====== ARTICLE ======

Judging if the near 37-year bull market in interest rates is over is not a simple exercise. Many bond pundits have made the call recently. The pattern of lower yield highs and lower yield lows have continued for decades. Calling the end of this trend is not simply a charting exercise, the world is not that simple.

For example, there is almost double the debt in the world today as there was in the years before the Great Recession of 2008-09 (in part because of falling generational rates). 

Embedded Image

With central banks now starting to reduce balance sheet assets and deficits on the rise, the supply-demand equation is changing. This is the main reason many have called the end to the secular bull market in interest rates. The whiff of late-cycle inflation pressures are building too, adding fodder to the notion that the multi-decade disinflation trend is over. We have a different view.

One of the primary reasons prices have been contained for decades is a combination of technological innovation and demographics. An aging population in aggregate is very different than a very young population. At 25, you are about to get married, have kids (much fewer than previous generations), buy a home, if you can, and enter the higher earning years. Today, there are more people retiring than are getting married and having kids. When the central bank cuts interest rates, a prudent newly-retired 65-year-old does not go out and buy a bigger home or car.

======

*WRITTEN REQUEST A*
Please write out the article on interest rates in full, word for word.
The article and the records come from unrelated sources.

====== MATERIAL TO PROCESS ======

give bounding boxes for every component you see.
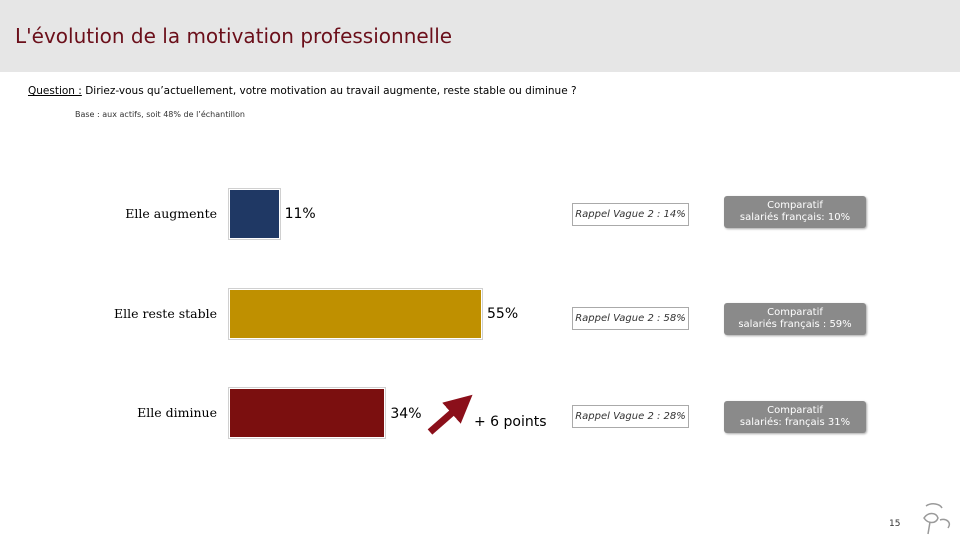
category-label-diminue: Elle diminue: [137, 405, 217, 420]
bar-augmente: [229, 189, 280, 239]
rappel-box-augmente: Rappel Vague 2 : 14%: [572, 203, 689, 226]
value-label-augmente: 11%: [284, 206, 316, 222]
comparatif-line-1: Comparatif: [767, 199, 823, 211]
value-label-diminue: 34%: [390, 406, 422, 422]
rappel-box-stable: Rappel Vague 2 : 58%: [572, 307, 689, 330]
comparatif-box-stable: Comparatif salariés français : 59%: [724, 303, 866, 335]
comparatif-box-augmente: Comparatif salariés français: 10%: [724, 196, 866, 228]
category-label-augmente: Elle augmente: [125, 206, 217, 221]
base-note: Base : aux actifs, soit 48% de l’échanti…: [75, 110, 245, 119]
question-label: Question :: [28, 85, 82, 97]
comparatif-line-2: salariés: français 31%: [739, 417, 851, 428]
rappel-box-diminue: Rappel Vague 2 : 28%: [572, 405, 689, 428]
comparatif-line-1: Comparatif: [767, 404, 823, 416]
brand-logo-icon: [923, 503, 951, 535]
comparatif-box-diminue: Comparatif salariés: français 31%: [724, 401, 866, 433]
question-line: Question : Diriez-vous qu’actuellement, …: [28, 85, 577, 97]
page-number: 15: [889, 519, 901, 529]
comparatif-line-1: Comparatif: [767, 306, 823, 318]
arrow-shaft: [427, 394, 473, 435]
comparatif-line-2: salariés français : 59%: [738, 319, 852, 330]
change-annotation: + 6 points: [474, 414, 547, 430]
value-label-stable: 55%: [487, 306, 519, 322]
header-band: [0, 0, 960, 72]
question-text: Diriez-vous qu’actuellement, votre motiv…: [85, 85, 577, 97]
category-label-stable: Elle reste stable: [114, 306, 217, 321]
bar-stable: [229, 289, 482, 339]
comparatif-line-2: salariés français: 10%: [739, 212, 851, 223]
page-title: L'évolution de la motivation professionn…: [15, 24, 453, 48]
bar-diminue: [229, 388, 386, 438]
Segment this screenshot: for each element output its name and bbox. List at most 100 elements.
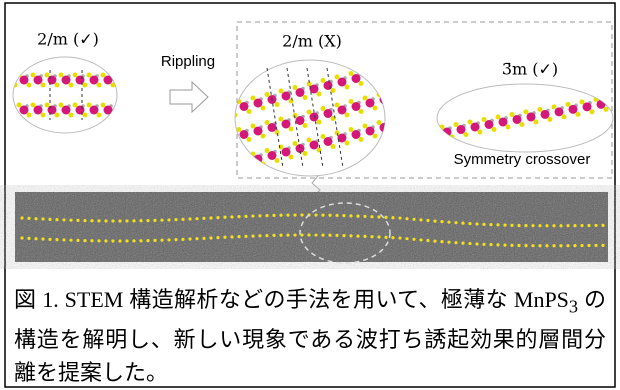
- stem-dot: [531, 224, 534, 227]
- atom-s: [275, 102, 280, 107]
- caption-text: 図 1. STEM 構造解析などの手法を用いて、極薄な MnPS: [14, 287, 569, 312]
- stem-dot: [300, 233, 303, 236]
- atom-s: [247, 137, 252, 142]
- stem-dot: [174, 238, 177, 241]
- atom-s: [321, 78, 326, 83]
- stem-dot: [328, 234, 331, 237]
- atom-mn: [34, 106, 43, 115]
- atom-s: [87, 103, 92, 108]
- label: 2/m (X): [282, 32, 342, 51]
- stem-dot: [265, 214, 268, 217]
- atom-s: [223, 159, 228, 164]
- atom-mn: [366, 99, 375, 108]
- stem-dot: [328, 214, 331, 217]
- stem-dot: [195, 237, 198, 240]
- stem-dot: [174, 218, 177, 221]
- stem-dot: [412, 218, 415, 221]
- atom-s: [359, 81, 364, 86]
- stem-dot: [55, 218, 58, 221]
- stem-dot: [237, 215, 240, 218]
- atom-mn: [338, 78, 347, 87]
- atom-s: [506, 124, 511, 129]
- stem-dot: [272, 234, 275, 237]
- stem-dot: [181, 238, 184, 241]
- atom-s: [482, 117, 487, 122]
- stem-dot: [503, 244, 506, 247]
- atom-mn: [6, 76, 15, 85]
- stem-dot: [335, 234, 338, 237]
- atom-s: [510, 112, 515, 117]
- atom-mn: [90, 106, 99, 115]
- stem-dot: [55, 238, 58, 241]
- stem-dot: [104, 219, 107, 222]
- atom-p: [385, 122, 389, 126]
- atom-mn: [296, 88, 305, 97]
- stem-dot: [342, 214, 345, 217]
- atom-s: [251, 96, 256, 101]
- atom-s: [279, 117, 284, 122]
- label: Rippling: [161, 53, 215, 70]
- stem-dot: [272, 214, 275, 217]
- stem-dot: [391, 236, 394, 239]
- atom-mn: [90, 76, 99, 85]
- stem-dot: [314, 233, 317, 236]
- atom-s: [69, 83, 74, 88]
- atom-mn: [471, 123, 480, 132]
- stem-dot: [538, 244, 541, 247]
- atom-s: [223, 103, 228, 108]
- stem-dot: [300, 213, 303, 216]
- stem-dot: [580, 224, 583, 227]
- stem-dot: [97, 219, 100, 222]
- stem-dot: [48, 218, 51, 221]
- atom-s: [604, 107, 609, 112]
- atom-s: [454, 122, 459, 127]
- stem-dot: [223, 216, 226, 219]
- stem-dot: [391, 216, 394, 219]
- atom-mn: [282, 92, 291, 101]
- stem-dot: [489, 223, 492, 226]
- stem-dot: [251, 214, 254, 217]
- atom-s: [373, 78, 378, 83]
- stem-dot: [258, 234, 261, 237]
- atom-p: [231, 160, 235, 164]
- stem-dot: [118, 219, 121, 222]
- atom-p: [434, 129, 438, 133]
- atom-s: [27, 83, 32, 88]
- stem-dot: [195, 217, 198, 220]
- stem-dot: [531, 244, 534, 247]
- atom-mn: [499, 117, 508, 126]
- atom-s: [265, 148, 270, 153]
- stem-dot: [559, 244, 562, 247]
- stem-dot: [153, 239, 156, 242]
- stem-dot: [398, 236, 401, 239]
- atom-s: [331, 144, 336, 149]
- atom-s: [27, 113, 32, 118]
- stem-dot: [517, 244, 520, 247]
- stem-dot: [370, 235, 373, 238]
- atom-p: [616, 96, 620, 100]
- atom-s: [87, 73, 92, 78]
- atom-s: [41, 83, 46, 88]
- atom-s: [55, 113, 60, 118]
- atom-s: [363, 68, 368, 73]
- atom-mn: [240, 158, 249, 167]
- stem-dot: [580, 244, 583, 247]
- atom-mn: [352, 102, 361, 111]
- atom-s: [73, 73, 78, 78]
- stem-dot: [363, 235, 366, 238]
- figure: 2/m (✓) Rippling 2/m (X) 3̄m (✓) Symmetr…: [0, 0, 620, 390]
- atom-mn: [513, 115, 522, 124]
- stem-dot: [440, 240, 443, 243]
- atom-mn: [296, 116, 305, 125]
- atom-s: [17, 103, 22, 108]
- atom-s: [31, 73, 36, 78]
- stem-dot: [524, 244, 527, 247]
- stem-dot: [258, 214, 261, 217]
- atom-s: [492, 127, 497, 132]
- atom-s: [478, 130, 483, 135]
- atom-s: [359, 109, 364, 114]
- stem-dot: [461, 242, 464, 245]
- stem-dot: [489, 243, 492, 246]
- atom-s: [317, 92, 322, 97]
- stem-dot: [209, 236, 212, 239]
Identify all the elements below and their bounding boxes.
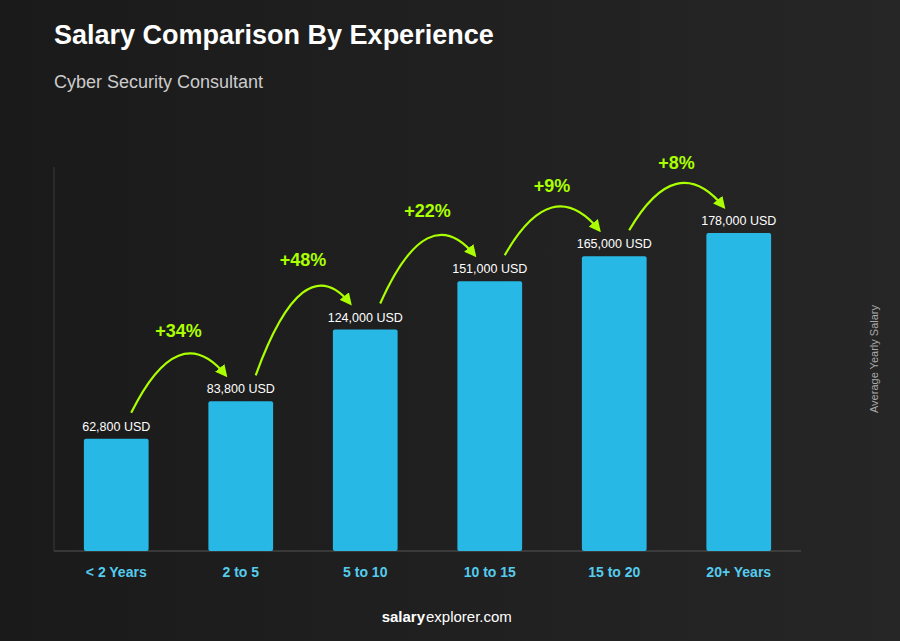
- change-label: +9%: [534, 176, 571, 196]
- footer: explorer.com: [426, 608, 512, 625]
- change-label: +34%: [155, 321, 202, 341]
- bar: [457, 281, 522, 551]
- x-tick-label: 20+ Years: [706, 564, 771, 580]
- title: Salary Comparison By Experience: [54, 20, 494, 50]
- bar: [84, 439, 149, 551]
- x-tick-label: 5 to 10: [343, 564, 388, 580]
- data-label: 62,800 USD: [82, 420, 150, 434]
- data-label: 178,000 USD: [701, 214, 776, 228]
- x-tick-label: 10 to 15: [464, 564, 516, 580]
- x-tick-label: 15 to 20: [588, 564, 640, 580]
- x-tick-label: < 2 Years: [86, 564, 147, 580]
- x-axis-line: [54, 551, 801, 552]
- x-tick-label: 2 to 5: [222, 564, 259, 580]
- bar: [706, 233, 771, 551]
- background: [0, 0, 900, 641]
- change-label: +48%: [280, 250, 327, 270]
- y-axis-line: [54, 167, 55, 551]
- subtitle: Cyber Security Consultant: [54, 72, 263, 92]
- bar: [208, 401, 273, 551]
- change-label: +22%: [404, 201, 451, 221]
- change-arrow: [256, 286, 351, 376]
- chart-container: Salary Comparison By Experience Cyber Sec…: [0, 0, 900, 641]
- chart-svg: Salary Comparison By Experience Cyber Sec…: [0, 0, 900, 641]
- data-label: 124,000 USD: [328, 311, 403, 325]
- bar: [582, 256, 647, 551]
- change-arrow: [131, 353, 226, 412]
- y-axis-label: Average Yearly Salary: [868, 304, 880, 413]
- bar: [333, 330, 398, 551]
- change-arrow: [380, 235, 475, 304]
- change-arrow: [505, 206, 600, 255]
- footer: salary: [382, 608, 426, 625]
- data-label: 151,000 USD: [452, 262, 527, 276]
- bars: [84, 233, 771, 551]
- data-label: 165,000 USD: [577, 237, 652, 251]
- change-arrow: [629, 183, 724, 230]
- data-label: 83,800 USD: [207, 382, 275, 396]
- change-label: +8%: [658, 153, 695, 173]
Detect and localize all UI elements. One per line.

======

*WRITTEN REQUEST B*
Give again the stretch of the records from the line containing "- change-label: +9%: [534, 176, 571, 196]" through the line containing "- x-tick-label: 2 to 5: [222, 564, 259, 580]", both included, with nothing changed.

*ANSWER A*
Judging if the near 37-year bull market in interest rates is over is not a simple exercise. Many bond pundits have made the call recently. The pattern of lower yield highs and lower yield lows have continued for decades. Calling the end of this trend is not simply a charting exercise, the world is not that simple.

For example, there is almost double the debt in the world today as there was in the years before the Great Recession of 2008-09 (in part because of falling generational rates). 

Embedded Image

With central banks now starting to reduce balance sheet assets and deficits on the rise, the supply-demand equation is changing. This is the main reason many have called the end to the secular bull market in interest rates. The whiff of late-cycle inflation pressures are building too, adding fodder to the notion that the multi-decade disinflation trend is over. We have a different view.

One of the primary reasons prices have been contained for decades is a combination of technological innovation and demographics. An aging population in aggregate is very different than a very young population. At 25, you are about to get married, have kids (much fewer than previous generations), buy a home, if you can, and enter the higher earning years. Today, there are more people retiring than are getting married and having kids. When the central bank cuts interest rates, a prudent newly-retired 65-year-old does not go out and buy a bigger home or car.

*ANSWER B*
- change-label: +9%: [534, 176, 571, 196]
- footer: explorer.com: [426, 608, 512, 625]
- change-label: +34%: [155, 321, 202, 341]
- bar: [457, 281, 522, 551]
- x-tick-label: 20+ Years: [706, 564, 771, 580]
- title: Salary Comparison By Experience: [54, 20, 494, 50]
- bar: [84, 439, 149, 551]
- x-tick-label: 5 to 10: [343, 564, 388, 580]
- data-label: 62,800 USD: [82, 420, 150, 434]
- data-label: 178,000 USD: [701, 214, 776, 228]
- x-tick-label: 10 to 15: [464, 564, 516, 580]
- x-tick-label: 15 to 20: [588, 564, 640, 580]
- x-tick-label: < 2 Years: [86, 564, 147, 580]
- x-axis-line: [54, 551, 801, 552]
- x-tick-label: 2 to 5: [222, 564, 259, 580]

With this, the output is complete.